[任务要求] 请从下面这些行的第一行开始照抄，一直抄到含有“- section-title-rio-salado: Río”的那一行，首尾两行都包括在内。

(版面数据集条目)
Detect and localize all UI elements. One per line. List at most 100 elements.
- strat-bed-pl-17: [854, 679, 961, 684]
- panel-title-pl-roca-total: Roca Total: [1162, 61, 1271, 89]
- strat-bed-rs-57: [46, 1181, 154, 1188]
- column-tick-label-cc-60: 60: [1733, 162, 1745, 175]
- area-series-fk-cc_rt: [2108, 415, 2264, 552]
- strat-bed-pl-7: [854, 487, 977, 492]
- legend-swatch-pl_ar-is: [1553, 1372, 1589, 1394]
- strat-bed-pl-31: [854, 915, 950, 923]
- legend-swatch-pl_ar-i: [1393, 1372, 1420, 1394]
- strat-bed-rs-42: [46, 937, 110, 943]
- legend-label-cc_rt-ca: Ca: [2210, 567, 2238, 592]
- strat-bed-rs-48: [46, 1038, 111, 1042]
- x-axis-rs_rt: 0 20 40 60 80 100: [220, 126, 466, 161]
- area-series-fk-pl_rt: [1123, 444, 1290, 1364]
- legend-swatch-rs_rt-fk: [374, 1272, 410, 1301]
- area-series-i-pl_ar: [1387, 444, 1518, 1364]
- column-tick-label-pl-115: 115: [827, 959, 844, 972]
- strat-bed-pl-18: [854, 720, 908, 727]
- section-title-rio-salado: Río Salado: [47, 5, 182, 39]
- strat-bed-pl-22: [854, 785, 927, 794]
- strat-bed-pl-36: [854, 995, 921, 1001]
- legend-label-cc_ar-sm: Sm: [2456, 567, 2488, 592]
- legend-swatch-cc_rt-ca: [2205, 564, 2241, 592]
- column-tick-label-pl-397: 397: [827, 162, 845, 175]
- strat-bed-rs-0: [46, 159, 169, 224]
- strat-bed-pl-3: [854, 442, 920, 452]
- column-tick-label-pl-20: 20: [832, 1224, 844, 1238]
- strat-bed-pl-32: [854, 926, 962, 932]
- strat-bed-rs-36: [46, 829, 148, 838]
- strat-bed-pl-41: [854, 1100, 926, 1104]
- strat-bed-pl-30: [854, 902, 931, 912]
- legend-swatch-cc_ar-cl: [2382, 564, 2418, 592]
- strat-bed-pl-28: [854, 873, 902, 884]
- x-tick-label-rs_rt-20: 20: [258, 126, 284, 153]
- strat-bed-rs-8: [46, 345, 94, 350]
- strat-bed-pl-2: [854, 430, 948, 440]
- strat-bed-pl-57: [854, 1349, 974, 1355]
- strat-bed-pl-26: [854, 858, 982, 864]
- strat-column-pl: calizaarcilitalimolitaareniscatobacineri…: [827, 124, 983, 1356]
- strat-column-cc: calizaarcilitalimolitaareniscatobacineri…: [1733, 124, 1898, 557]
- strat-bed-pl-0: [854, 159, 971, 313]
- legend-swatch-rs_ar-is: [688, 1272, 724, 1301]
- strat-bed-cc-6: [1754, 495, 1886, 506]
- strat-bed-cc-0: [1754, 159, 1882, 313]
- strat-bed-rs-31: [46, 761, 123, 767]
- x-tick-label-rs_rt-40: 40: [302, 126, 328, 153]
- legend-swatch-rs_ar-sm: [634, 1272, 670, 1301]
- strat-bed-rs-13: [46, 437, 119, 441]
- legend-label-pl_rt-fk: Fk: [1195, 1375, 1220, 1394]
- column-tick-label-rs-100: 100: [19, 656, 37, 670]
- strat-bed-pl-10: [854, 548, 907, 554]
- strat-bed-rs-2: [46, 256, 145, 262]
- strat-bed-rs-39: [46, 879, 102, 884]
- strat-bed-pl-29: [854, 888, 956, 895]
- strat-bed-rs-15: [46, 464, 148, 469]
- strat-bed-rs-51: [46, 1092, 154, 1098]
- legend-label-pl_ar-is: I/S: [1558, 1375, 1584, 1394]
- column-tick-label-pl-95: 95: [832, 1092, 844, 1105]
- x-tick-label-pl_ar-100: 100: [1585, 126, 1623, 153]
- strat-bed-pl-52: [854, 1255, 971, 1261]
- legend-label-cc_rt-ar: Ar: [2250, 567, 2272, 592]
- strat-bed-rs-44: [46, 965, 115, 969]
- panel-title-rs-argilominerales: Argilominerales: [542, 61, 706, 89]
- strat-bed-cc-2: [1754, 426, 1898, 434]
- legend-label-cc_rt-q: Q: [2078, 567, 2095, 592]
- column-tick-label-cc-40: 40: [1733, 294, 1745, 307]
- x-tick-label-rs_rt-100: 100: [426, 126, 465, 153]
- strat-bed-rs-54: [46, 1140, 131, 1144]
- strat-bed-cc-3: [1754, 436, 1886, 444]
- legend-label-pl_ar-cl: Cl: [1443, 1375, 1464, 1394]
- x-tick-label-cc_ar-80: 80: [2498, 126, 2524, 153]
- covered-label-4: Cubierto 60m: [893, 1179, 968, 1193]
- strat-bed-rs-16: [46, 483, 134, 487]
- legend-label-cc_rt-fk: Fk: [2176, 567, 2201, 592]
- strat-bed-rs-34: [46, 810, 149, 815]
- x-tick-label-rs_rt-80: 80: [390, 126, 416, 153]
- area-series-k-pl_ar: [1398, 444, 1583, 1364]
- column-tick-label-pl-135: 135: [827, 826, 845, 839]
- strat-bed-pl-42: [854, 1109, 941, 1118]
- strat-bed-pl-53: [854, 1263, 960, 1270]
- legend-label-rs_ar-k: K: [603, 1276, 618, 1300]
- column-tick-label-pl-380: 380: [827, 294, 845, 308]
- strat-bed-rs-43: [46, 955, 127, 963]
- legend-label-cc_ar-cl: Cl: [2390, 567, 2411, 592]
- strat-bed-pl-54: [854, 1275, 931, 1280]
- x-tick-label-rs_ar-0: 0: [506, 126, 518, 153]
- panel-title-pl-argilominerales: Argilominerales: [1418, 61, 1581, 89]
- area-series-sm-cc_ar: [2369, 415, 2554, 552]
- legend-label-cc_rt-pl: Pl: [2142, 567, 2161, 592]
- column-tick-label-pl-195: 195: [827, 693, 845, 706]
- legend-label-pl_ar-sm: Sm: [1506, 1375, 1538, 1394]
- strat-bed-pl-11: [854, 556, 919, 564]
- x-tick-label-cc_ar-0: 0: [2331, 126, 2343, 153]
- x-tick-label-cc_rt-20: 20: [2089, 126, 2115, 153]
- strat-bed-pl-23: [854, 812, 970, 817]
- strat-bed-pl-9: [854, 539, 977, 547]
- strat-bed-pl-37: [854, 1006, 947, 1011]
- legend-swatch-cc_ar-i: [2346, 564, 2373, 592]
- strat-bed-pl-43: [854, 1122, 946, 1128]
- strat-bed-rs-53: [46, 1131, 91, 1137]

[题目解答]
Detect and localize all UI elements. One per line. List at most 100 elements.
- strat-bed-pl-17: [854, 679, 961, 684]
- panel-title-pl-roca-total: Roca Total: [1162, 61, 1271, 89]
- strat-bed-rs-57: [46, 1181, 154, 1188]
- column-tick-label-cc-60: 60: [1733, 162, 1745, 175]
- area-series-fk-cc_rt: [2108, 415, 2264, 552]
- strat-bed-pl-7: [854, 487, 977, 492]
- legend-swatch-pl_ar-is: [1553, 1372, 1589, 1394]
- strat-bed-pl-31: [854, 915, 950, 923]
- legend-swatch-pl_ar-i: [1393, 1372, 1420, 1394]
- strat-bed-rs-42: [46, 937, 110, 943]
- legend-label-cc_rt-ca: Ca: [2210, 567, 2238, 592]
- strat-bed-rs-48: [46, 1038, 111, 1042]
- x-axis-rs_rt: 0 20 40 60 80 100: [220, 126, 466, 161]
- area-series-fk-pl_rt: [1123, 444, 1290, 1364]
- legend-swatch-rs_rt-fk: [374, 1272, 410, 1301]
- area-series-i-pl_ar: [1387, 444, 1518, 1364]
- column-tick-label-pl-115: 115: [827, 959, 844, 972]
- strat-bed-pl-18: [854, 720, 908, 727]
- section-title-rio-salado: Río Salado: [47, 5, 182, 39]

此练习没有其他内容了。